Among the lines below, count those with "JSON". Give only the number.

[START OF Material to process]

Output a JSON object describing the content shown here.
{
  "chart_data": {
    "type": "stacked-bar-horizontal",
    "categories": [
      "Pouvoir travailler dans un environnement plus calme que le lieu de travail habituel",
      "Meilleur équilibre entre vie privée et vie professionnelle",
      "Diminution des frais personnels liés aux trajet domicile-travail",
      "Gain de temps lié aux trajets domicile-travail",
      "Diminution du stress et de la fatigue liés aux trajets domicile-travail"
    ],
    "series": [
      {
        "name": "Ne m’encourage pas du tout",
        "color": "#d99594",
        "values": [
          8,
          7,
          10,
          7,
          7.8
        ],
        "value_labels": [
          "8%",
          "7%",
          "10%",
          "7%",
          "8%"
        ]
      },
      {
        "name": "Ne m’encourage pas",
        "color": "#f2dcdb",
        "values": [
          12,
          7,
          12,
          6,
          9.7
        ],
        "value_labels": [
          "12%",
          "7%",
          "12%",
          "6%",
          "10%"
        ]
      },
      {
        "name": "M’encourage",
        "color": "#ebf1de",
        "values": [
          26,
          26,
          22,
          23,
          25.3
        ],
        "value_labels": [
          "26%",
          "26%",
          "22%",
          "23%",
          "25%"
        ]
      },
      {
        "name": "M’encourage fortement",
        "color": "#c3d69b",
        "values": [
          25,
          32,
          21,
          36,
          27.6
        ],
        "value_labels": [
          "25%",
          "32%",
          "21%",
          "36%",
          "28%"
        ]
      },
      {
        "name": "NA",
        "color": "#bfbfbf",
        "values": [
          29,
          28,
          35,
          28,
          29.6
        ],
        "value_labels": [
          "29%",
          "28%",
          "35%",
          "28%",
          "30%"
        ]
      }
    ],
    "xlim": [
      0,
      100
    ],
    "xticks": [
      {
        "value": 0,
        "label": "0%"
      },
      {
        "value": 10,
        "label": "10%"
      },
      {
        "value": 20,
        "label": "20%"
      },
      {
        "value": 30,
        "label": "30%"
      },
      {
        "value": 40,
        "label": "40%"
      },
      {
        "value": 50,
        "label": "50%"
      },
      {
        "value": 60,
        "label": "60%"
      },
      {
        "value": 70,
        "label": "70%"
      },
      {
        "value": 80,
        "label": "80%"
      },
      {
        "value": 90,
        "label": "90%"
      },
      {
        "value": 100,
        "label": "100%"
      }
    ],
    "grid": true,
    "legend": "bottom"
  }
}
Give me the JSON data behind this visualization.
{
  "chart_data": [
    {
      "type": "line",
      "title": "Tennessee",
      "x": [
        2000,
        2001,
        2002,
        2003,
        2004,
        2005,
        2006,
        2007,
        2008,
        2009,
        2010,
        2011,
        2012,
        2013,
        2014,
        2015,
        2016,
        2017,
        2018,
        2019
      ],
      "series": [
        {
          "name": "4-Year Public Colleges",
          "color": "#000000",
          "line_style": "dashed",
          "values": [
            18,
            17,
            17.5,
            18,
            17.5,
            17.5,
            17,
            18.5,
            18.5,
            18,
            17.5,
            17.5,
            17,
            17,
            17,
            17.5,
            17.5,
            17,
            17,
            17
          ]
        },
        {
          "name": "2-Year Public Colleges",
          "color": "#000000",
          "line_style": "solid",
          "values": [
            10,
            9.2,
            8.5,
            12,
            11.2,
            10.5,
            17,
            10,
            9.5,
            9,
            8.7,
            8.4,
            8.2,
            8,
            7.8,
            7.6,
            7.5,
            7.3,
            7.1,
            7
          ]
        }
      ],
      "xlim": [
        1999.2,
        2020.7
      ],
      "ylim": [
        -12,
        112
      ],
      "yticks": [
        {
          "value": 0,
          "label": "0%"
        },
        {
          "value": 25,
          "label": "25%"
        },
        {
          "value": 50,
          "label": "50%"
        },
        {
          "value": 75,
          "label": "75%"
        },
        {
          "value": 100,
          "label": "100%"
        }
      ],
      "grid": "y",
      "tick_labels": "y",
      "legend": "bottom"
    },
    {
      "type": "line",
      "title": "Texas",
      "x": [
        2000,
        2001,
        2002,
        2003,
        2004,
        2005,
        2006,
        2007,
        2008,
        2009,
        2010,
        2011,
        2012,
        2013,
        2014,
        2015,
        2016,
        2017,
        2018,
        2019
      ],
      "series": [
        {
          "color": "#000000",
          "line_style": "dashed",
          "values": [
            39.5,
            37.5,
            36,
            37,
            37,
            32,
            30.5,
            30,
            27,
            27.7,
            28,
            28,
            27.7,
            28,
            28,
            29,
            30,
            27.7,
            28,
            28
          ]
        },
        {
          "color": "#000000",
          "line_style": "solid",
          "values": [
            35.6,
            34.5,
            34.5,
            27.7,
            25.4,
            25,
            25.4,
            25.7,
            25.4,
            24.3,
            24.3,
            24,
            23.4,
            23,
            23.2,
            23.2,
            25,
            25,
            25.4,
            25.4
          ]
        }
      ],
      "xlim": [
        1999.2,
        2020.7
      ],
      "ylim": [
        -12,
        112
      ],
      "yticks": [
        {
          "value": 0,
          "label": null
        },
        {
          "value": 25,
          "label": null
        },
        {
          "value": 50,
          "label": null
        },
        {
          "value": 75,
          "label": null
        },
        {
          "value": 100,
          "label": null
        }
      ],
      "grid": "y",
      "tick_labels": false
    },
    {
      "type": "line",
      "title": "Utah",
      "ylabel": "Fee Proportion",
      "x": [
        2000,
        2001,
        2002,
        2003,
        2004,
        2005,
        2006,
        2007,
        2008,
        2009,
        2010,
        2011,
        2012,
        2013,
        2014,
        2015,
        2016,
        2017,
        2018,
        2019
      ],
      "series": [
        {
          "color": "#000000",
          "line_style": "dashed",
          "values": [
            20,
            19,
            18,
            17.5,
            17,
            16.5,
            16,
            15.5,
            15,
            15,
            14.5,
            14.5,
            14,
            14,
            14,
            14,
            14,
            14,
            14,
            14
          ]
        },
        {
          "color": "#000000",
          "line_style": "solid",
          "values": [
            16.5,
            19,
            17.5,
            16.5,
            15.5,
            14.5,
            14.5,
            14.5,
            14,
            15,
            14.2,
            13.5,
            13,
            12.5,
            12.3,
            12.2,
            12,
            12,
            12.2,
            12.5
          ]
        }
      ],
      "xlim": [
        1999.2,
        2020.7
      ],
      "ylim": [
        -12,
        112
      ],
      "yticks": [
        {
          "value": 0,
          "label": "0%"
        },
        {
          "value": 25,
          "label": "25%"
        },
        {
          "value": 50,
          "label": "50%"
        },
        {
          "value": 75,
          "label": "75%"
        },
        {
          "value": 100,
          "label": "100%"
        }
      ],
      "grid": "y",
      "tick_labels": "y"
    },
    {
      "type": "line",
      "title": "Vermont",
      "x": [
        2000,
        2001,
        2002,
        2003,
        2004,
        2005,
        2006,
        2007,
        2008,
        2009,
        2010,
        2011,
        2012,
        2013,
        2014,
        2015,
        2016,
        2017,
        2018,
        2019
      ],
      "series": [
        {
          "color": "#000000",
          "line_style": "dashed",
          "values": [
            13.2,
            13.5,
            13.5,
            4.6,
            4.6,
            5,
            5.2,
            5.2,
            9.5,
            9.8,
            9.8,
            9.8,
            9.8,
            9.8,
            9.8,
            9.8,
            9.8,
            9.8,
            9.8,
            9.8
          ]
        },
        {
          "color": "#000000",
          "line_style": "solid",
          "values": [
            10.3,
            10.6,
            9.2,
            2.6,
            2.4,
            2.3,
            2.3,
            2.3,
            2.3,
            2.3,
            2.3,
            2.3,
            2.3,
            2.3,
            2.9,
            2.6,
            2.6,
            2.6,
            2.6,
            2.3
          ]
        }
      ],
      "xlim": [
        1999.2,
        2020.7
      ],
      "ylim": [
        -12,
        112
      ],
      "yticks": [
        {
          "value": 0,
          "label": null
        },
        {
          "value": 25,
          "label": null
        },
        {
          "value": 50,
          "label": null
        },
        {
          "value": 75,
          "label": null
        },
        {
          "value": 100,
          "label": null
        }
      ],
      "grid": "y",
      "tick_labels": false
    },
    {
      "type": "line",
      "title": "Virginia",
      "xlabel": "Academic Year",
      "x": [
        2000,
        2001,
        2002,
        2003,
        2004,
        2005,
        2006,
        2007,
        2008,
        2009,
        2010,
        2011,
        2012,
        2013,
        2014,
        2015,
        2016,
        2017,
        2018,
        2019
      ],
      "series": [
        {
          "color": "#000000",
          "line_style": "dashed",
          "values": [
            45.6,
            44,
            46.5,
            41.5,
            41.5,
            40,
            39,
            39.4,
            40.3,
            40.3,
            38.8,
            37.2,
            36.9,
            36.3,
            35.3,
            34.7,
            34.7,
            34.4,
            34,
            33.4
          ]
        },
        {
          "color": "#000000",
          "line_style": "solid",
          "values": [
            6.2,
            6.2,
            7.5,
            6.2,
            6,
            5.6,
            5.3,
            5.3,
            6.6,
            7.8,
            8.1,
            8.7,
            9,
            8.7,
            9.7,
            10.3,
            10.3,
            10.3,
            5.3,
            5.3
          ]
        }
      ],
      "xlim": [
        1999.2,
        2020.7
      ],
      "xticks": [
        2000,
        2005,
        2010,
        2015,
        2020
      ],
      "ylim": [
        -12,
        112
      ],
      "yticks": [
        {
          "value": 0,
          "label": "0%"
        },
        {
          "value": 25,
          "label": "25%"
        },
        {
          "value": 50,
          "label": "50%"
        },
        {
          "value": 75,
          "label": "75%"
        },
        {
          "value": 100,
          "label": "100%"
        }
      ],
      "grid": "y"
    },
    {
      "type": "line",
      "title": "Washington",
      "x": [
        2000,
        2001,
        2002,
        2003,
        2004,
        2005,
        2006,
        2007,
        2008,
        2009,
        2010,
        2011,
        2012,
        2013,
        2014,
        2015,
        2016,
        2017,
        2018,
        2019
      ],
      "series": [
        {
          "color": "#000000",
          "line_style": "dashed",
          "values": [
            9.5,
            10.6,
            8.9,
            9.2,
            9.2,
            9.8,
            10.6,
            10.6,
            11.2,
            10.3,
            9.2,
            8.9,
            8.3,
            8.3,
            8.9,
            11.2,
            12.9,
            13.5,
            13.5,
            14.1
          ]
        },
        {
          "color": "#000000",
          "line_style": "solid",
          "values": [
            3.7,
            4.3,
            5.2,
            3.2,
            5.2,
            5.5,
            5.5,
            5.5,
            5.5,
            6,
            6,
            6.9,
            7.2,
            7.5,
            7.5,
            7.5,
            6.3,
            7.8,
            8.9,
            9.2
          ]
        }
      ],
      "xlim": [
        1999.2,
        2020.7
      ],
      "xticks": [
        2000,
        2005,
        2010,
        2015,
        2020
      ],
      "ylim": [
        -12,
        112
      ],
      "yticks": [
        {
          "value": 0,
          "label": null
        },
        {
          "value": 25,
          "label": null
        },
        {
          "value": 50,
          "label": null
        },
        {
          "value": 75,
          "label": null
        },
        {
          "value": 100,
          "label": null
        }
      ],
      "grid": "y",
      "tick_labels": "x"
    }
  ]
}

[END OF Material to process]

Solution to this task:
2